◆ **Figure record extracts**
'''

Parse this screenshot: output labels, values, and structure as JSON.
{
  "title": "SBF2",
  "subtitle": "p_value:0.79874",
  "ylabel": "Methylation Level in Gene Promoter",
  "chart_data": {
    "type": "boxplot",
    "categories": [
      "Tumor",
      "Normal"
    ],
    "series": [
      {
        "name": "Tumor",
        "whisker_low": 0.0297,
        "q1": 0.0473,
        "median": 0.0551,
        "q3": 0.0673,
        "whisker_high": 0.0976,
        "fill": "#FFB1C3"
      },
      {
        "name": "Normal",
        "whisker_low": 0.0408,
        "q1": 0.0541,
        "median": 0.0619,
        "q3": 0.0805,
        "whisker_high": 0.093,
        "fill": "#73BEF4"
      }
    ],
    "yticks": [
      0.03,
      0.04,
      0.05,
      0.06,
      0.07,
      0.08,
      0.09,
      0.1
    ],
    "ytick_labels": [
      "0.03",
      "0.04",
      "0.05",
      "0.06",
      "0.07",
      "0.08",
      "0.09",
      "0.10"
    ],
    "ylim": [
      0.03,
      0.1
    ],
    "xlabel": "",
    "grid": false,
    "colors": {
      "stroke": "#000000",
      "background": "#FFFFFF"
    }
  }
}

'''
'''

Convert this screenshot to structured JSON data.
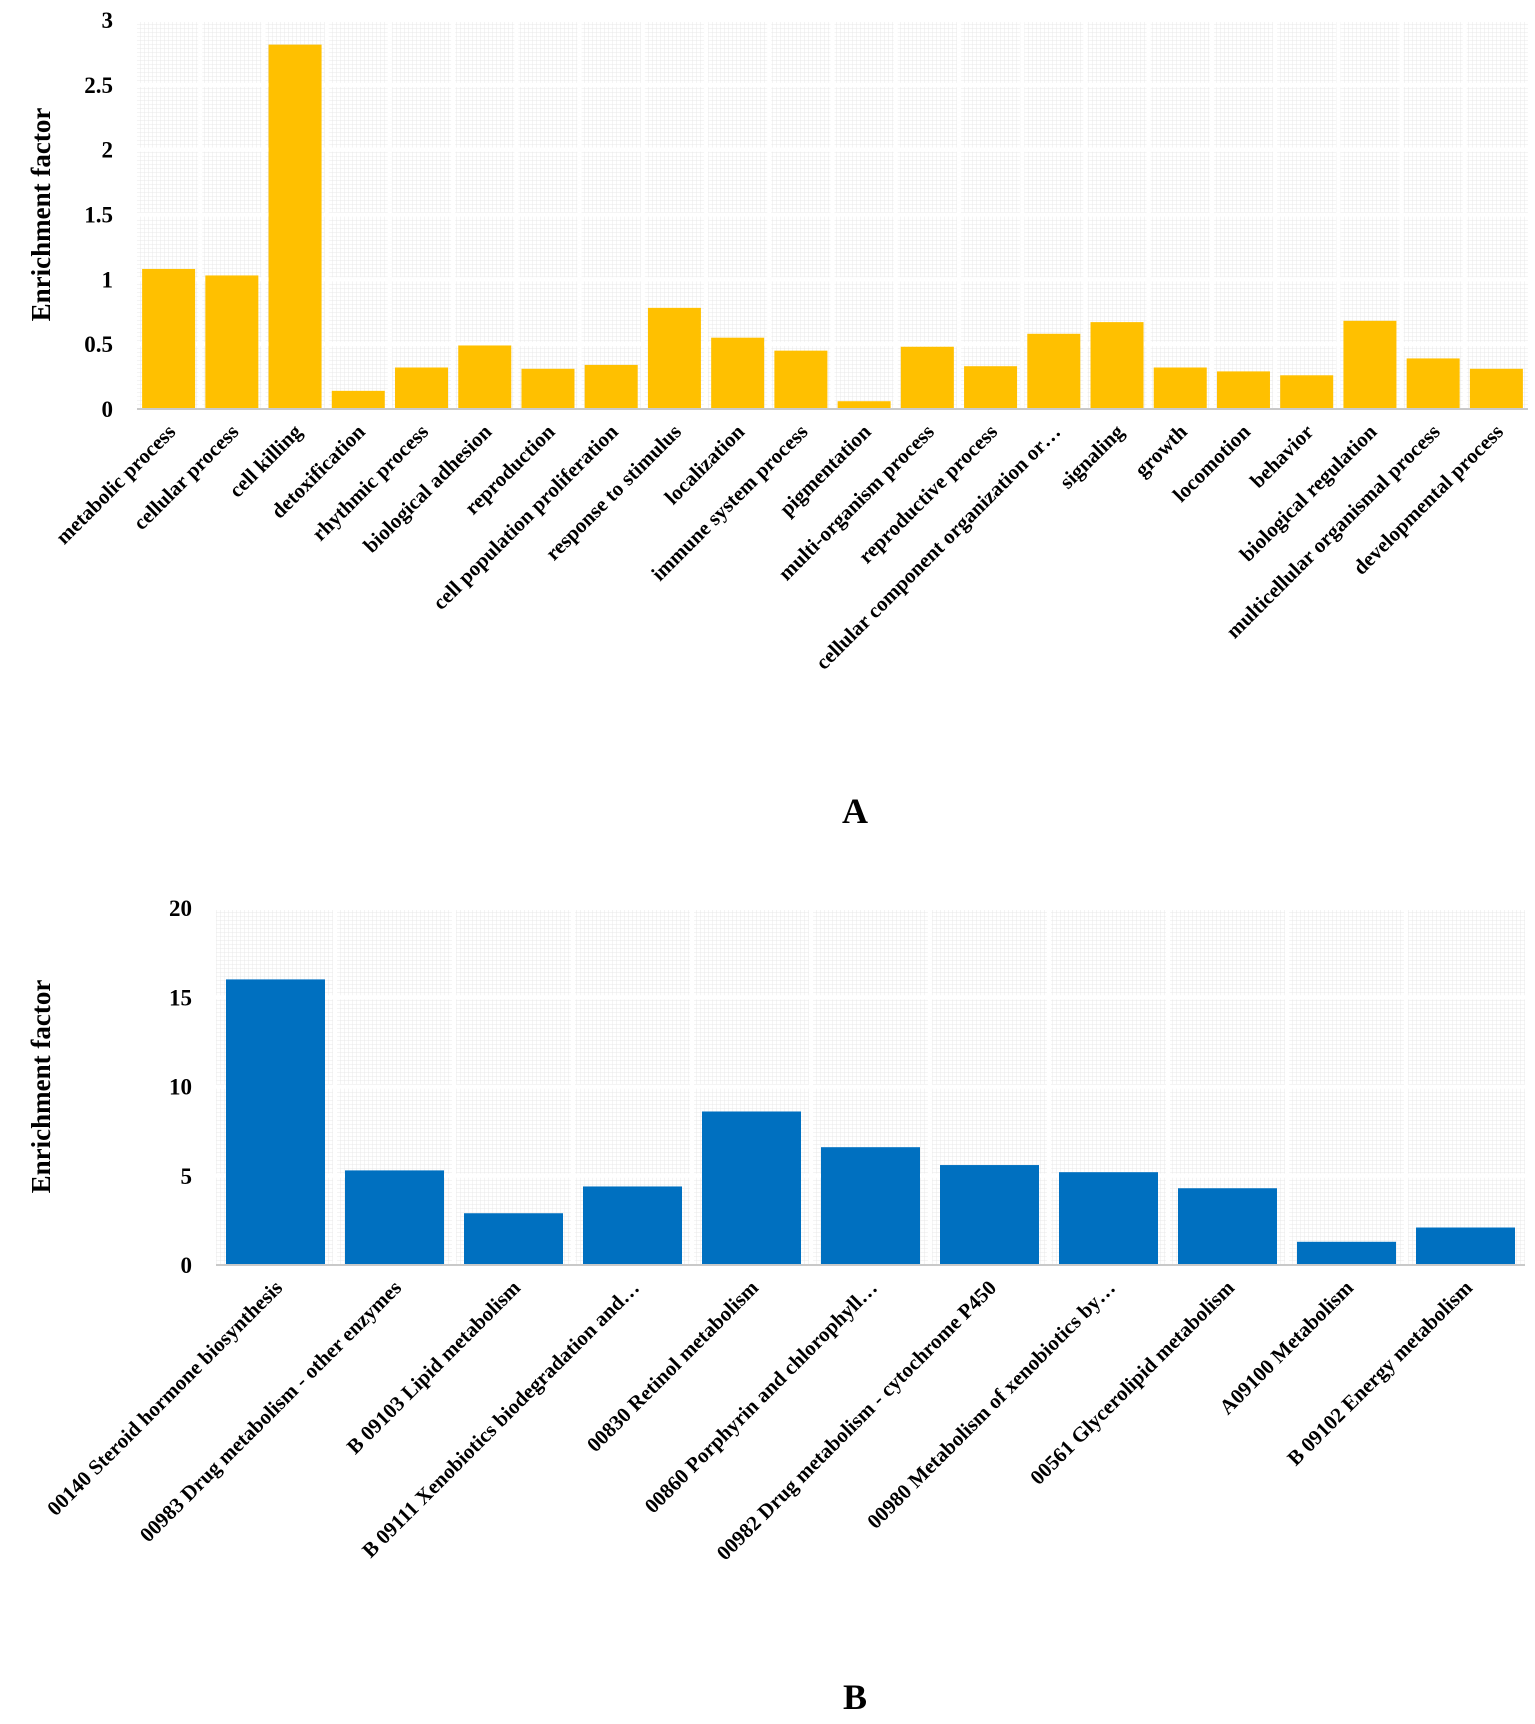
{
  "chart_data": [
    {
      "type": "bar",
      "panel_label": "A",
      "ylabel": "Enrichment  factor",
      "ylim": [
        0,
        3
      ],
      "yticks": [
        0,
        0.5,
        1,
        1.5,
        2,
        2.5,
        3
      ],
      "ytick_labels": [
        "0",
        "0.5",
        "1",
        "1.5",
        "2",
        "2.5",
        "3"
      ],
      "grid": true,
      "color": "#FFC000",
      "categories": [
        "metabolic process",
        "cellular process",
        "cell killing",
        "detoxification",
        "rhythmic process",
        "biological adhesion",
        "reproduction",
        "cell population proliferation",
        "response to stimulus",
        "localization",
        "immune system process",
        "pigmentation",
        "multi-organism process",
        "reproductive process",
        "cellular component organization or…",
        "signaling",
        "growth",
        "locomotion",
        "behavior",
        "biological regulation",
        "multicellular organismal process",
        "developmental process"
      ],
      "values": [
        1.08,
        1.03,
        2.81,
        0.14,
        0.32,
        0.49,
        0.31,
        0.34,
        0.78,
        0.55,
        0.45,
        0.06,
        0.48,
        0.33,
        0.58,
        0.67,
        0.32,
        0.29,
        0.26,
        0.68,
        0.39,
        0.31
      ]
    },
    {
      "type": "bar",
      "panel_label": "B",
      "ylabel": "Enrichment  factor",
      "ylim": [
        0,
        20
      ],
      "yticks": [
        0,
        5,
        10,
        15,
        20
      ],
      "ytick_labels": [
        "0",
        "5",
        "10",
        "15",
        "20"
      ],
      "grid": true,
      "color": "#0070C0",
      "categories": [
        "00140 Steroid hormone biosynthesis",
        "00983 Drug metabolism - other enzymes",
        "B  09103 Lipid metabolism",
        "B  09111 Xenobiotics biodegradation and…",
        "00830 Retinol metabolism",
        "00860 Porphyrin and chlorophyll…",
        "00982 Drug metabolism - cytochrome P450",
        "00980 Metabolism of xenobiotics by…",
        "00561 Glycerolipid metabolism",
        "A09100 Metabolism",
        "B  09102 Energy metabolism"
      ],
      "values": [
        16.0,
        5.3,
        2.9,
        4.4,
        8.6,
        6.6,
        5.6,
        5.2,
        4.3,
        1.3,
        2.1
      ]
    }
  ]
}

'''

◆ **Directions for this task**
How many lines in these records hold the string "JSON"? Reply with the number alone.

◆ **Reply**
2